→ Task brief
Beneath this task is a listing; retype all of it exactly.

>> BEGIN Entries shown

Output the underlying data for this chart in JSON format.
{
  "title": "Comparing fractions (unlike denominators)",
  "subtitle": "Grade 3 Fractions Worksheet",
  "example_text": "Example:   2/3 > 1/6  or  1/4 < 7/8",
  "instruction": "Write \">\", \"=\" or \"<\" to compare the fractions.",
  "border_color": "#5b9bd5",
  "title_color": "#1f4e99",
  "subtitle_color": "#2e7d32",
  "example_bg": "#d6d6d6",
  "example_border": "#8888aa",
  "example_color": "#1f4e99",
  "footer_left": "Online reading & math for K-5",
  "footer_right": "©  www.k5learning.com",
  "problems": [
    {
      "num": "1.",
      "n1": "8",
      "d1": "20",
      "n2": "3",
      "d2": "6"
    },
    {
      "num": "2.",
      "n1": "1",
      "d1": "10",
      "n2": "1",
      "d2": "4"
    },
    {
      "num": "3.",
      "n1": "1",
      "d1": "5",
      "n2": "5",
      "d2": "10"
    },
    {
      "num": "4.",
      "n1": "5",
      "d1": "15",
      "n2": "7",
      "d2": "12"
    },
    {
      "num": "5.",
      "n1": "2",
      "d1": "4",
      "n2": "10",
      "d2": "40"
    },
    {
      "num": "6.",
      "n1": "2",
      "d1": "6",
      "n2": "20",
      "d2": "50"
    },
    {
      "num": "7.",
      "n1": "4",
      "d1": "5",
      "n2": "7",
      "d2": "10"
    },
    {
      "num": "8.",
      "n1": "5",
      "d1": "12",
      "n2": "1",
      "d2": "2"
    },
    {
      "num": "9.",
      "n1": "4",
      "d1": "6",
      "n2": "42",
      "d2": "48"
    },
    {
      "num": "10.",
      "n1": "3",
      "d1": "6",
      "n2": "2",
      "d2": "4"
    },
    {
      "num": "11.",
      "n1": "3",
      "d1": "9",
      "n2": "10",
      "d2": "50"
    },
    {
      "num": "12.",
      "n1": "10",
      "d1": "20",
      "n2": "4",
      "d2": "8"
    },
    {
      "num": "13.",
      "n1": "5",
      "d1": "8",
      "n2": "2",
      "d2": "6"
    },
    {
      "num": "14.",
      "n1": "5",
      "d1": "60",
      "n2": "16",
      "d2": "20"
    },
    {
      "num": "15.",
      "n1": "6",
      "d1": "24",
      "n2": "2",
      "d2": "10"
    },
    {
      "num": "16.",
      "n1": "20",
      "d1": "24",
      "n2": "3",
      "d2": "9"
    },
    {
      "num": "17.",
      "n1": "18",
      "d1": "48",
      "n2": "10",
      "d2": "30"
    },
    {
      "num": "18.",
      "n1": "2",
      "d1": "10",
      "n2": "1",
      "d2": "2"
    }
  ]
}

>> END Entries shown

→ Answer for the task
Output the underlying data for this chart in JSON format.
{
  "title": "Comparing fractions (unlike denominators)",
  "subtitle": "Grade 3 Fractions Worksheet",
  "example_text": "Example:   2/3 > 1/6  or  1/4 < 7/8",
  "instruction": "Write \">\", \"=\" or \"<\" to compare the fractions.",
  "border_color": "#5b9bd5",
  "title_color": "#1f4e99",
  "subtitle_color": "#2e7d32",
  "example_bg": "#d6d6d6",
  "example_border": "#8888aa",
  "example_color": "#1f4e99",
  "footer_left": "Online reading & math for K-5",
  "footer_right": "©  www.k5learning.com",
  "problems": [
    {
      "num": "1.",
      "n1": "8",
      "d1": "20",
      "n2": "3",
      "d2": "6"
    },
    {
      "num": "2.",
      "n1": "1",
      "d1": "10",
      "n2": "1",
      "d2": "4"
    },
    {
      "num": "3.",
      "n1": "1",
      "d1": "5",
      "n2": "5",
      "d2": "10"
    },
    {
      "num": "4.",
      "n1": "5",
      "d1": "15",
      "n2": "7",
      "d2": "12"
    },
    {
      "num": "5.",
      "n1": "2",
      "d1": "4",
      "n2": "10",
      "d2": "40"
    },
    {
      "num": "6.",
      "n1": "2",
      "d1": "6",
      "n2": "20",
      "d2": "50"
    },
    {
      "num": "7.",
      "n1": "4",
      "d1": "5",
      "n2": "7",
      "d2": "10"
    },
    {
      "num": "8.",
      "n1": "5",
      "d1": "12",
      "n2": "1",
      "d2": "2"
    },
    {
      "num": "9.",
      "n1": "4",
      "d1": "6",
      "n2": "42",
      "d2": "48"
    },
    {
      "num": "10.",
      "n1": "3",
      "d1": "6",
      "n2": "2",
      "d2": "4"
    },
    {
      "num": "11.",
      "n1": "3",
      "d1": "9",
      "n2": "10",
      "d2": "50"
    },
    {
      "num": "12.",
      "n1": "10",
      "d1": "20",
      "n2": "4",
      "d2": "8"
    },
    {
      "num": "13.",
      "n1": "5",
      "d1": "8",
      "n2": "2",
      "d2": "6"
    },
    {
      "num": "14.",
      "n1": "5",
      "d1": "60",
      "n2": "16",
      "d2": "20"
    },
    {
      "num": "15.",
      "n1": "6",
      "d1": "24",
      "n2": "2",
      "d2": "10"
    },
    {
      "num": "16.",
      "n1": "20",
      "d1": "24",
      "n2": "3",
      "d2": "9"
    },
    {
      "num": "17.",
      "n1": "18",
      "d1": "48",
      "n2": "10",
      "d2": "30"
    },
    {
      "num": "18.",
      "n1": "2",
      "d1": "10",
      "n2": "1",
      "d2": "2"
    }
  ]
}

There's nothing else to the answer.